#### Task prompt:
The required output is the line that contains "Give me the JSON representation of this screenshot's text" plus every line after it in the listing below, copied exactly as it appears.

BEGIN Material for this task

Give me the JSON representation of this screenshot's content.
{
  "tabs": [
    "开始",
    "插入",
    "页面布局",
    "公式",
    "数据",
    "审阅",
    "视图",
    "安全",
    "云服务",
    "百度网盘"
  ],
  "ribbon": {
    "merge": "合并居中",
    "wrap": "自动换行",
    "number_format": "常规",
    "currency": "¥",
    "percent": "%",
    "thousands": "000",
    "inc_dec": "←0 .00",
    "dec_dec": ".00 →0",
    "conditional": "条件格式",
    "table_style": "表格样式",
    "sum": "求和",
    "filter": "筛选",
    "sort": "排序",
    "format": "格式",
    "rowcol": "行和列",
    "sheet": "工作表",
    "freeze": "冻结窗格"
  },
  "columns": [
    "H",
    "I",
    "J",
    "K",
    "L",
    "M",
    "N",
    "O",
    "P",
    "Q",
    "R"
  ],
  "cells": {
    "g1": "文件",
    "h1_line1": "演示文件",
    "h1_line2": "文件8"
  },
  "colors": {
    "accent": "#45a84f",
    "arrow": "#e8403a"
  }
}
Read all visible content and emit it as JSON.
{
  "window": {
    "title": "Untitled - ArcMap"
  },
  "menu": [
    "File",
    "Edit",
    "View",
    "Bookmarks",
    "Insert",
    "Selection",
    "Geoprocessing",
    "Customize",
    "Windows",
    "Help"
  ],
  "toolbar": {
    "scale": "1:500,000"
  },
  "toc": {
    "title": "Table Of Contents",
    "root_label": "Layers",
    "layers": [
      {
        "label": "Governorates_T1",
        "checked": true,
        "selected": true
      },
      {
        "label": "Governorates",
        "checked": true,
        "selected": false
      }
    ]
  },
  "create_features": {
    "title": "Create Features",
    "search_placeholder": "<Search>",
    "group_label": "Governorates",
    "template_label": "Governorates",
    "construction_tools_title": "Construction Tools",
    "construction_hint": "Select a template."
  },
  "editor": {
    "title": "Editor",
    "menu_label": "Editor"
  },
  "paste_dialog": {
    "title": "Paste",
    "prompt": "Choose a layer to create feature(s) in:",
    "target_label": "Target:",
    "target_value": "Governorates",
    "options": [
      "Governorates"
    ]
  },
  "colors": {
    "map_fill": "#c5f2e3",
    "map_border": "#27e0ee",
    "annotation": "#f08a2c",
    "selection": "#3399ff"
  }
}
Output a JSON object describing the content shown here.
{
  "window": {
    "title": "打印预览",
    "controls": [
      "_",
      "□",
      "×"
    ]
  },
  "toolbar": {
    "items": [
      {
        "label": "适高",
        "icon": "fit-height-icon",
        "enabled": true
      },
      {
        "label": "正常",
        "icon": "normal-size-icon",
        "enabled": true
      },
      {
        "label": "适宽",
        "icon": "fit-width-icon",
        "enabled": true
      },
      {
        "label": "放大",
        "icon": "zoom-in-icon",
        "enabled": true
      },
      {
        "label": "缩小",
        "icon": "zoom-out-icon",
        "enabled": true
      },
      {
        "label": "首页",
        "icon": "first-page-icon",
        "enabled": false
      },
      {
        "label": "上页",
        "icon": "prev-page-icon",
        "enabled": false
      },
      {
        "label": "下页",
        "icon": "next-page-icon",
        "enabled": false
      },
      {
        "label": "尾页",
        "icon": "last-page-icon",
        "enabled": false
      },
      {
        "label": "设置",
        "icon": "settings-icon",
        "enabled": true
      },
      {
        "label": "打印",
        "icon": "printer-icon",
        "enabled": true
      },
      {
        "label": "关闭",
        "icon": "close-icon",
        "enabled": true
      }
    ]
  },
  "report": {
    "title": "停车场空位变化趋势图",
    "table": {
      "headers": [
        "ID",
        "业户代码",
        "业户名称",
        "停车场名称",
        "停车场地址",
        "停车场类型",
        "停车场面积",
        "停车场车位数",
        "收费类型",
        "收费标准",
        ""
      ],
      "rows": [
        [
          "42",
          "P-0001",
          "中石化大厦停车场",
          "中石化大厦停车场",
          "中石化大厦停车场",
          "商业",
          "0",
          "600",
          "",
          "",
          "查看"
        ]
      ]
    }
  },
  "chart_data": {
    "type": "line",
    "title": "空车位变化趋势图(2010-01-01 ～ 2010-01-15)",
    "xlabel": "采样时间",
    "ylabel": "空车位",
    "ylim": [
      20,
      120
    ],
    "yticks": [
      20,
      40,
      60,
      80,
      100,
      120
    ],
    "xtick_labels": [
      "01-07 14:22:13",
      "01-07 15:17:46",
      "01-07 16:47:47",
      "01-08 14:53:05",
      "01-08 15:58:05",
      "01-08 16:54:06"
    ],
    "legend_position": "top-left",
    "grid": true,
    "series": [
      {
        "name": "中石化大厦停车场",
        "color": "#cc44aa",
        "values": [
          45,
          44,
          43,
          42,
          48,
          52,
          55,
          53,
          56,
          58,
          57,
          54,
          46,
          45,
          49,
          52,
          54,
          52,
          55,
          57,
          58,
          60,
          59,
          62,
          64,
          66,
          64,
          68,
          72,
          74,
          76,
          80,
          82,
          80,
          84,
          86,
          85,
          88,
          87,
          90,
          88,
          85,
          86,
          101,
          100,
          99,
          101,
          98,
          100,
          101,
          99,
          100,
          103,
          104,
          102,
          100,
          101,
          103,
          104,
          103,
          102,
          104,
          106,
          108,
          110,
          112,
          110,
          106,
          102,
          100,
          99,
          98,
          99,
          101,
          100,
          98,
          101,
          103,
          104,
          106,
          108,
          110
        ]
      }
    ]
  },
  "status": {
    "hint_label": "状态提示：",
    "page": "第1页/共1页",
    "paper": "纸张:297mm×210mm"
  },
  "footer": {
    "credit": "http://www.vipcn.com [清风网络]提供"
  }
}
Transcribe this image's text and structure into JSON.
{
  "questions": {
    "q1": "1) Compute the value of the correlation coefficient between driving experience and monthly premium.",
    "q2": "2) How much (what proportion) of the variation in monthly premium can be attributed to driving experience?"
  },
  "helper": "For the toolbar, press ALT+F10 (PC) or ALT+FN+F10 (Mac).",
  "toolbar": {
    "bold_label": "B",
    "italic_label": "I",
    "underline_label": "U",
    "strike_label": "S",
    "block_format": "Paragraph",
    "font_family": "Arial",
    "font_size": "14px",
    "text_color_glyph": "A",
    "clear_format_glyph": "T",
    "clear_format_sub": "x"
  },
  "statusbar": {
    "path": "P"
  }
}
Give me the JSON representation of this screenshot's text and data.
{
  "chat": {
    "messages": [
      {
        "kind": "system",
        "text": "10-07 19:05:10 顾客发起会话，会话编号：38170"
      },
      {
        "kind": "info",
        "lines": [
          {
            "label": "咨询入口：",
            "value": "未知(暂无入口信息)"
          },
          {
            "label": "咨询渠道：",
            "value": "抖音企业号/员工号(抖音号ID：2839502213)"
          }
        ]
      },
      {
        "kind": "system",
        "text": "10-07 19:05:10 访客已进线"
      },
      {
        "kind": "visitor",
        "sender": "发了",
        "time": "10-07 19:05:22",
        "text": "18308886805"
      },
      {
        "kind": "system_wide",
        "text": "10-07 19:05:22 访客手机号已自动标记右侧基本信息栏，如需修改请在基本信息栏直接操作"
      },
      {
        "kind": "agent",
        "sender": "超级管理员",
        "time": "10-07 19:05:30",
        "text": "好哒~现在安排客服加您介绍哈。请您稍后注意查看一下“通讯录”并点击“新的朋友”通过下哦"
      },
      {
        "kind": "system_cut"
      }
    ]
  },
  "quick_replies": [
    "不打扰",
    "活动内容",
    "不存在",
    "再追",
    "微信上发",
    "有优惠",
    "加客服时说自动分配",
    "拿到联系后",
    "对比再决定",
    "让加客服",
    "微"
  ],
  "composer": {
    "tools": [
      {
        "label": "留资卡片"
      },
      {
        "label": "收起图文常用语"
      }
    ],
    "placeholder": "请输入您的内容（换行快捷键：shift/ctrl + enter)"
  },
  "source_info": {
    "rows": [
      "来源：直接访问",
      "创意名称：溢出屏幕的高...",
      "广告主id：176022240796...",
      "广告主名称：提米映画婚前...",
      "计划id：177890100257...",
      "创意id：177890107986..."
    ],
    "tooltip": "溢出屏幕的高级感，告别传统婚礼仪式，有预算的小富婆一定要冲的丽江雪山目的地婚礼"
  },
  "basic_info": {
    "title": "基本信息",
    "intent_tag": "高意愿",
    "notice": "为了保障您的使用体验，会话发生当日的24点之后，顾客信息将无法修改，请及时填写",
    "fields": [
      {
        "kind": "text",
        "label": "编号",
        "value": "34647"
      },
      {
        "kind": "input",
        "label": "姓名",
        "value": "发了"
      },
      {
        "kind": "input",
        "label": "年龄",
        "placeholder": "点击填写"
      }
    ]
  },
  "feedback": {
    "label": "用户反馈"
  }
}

END Material for this task

#### Correct response:
Give me the JSON representation of this screenshot's text and data.
{
  "chat": {
    "messages": [
      {
        "kind": "system",
        "text": "10-07 19:05:10 顾客发起会话，会话编号：38170"
      },
      {
        "kind": "info",
        "lines": [
          {
            "label": "咨询入口：",
            "value": "未知(暂无入口信息)"
          },
          {
            "label": "咨询渠道：",
            "value": "抖音企业号/员工号(抖音号ID：2839502213)"
          }
        ]
      },
      {
        "kind": "system",
        "text": "10-07 19:05:10 访客已进线"
      },
      {
        "kind": "visitor",
        "sender": "发了",
        "time": "10-07 19:05:22",
        "text": "18308886805"
      },
      {
        "kind": "system_wide",
        "text": "10-07 19:05:22 访客手机号已自动标记右侧基本信息栏，如需修改请在基本信息栏直接操作"
      },
      {
        "kind": "agent",
        "sender": "超级管理员",
        "time": "10-07 19:05:30",
        "text": "好哒~现在安排客服加您介绍哈。请您稍后注意查看一下“通讯录”并点击“新的朋友”通过下哦"
      },
      {
        "kind": "system_cut"
      }
    ]
  },
  "quick_replies": [
    "不打扰",
    "活动内容",
    "不存在",
    "再追",
    "微信上发",
    "有优惠",
    "加客服时说自动分配",
    "拿到联系后",
    "对比再决定",
    "让加客服",
    "微"
  ],
  "composer": {
    "tools": [
      {
        "label": "留资卡片"
      },
      {
        "label": "收起图文常用语"
      }
    ],
    "placeholder": "请输入您的内容（换行快捷键：shift/ctrl + enter)"
  },
  "source_info": {
    "rows": [
      "来源：直接访问",
      "创意名称：溢出屏幕的高...",
      "广告主id：176022240796...",
      "广告主名称：提米映画婚前...",
      "计划id：177890100257...",
      "创意id：177890107986..."
    ],
    "tooltip": "溢出屏幕的高级感，告别传统婚礼仪式，有预算的小富婆一定要冲的丽江雪山目的地婚礼"
  },
  "basic_info": {
    "title": "基本信息",
    "intent_tag": "高意愿",
    "notice": "为了保障您的使用体验，会话发生当日的24点之后，顾客信息将无法修改，请及时填写",
    "fields": [
      {
        "kind": "text",
        "label": "编号",
        "value": "34647"
      },
      {
        "kind": "input",
        "label": "姓名",
        "value": "发了"
      },
      {
        "kind": "input",
        "label": "年龄",
        "placeholder": "点击填写"
      }
    ]
  },
  "feedback": {
    "label": "用户反馈"
  }
}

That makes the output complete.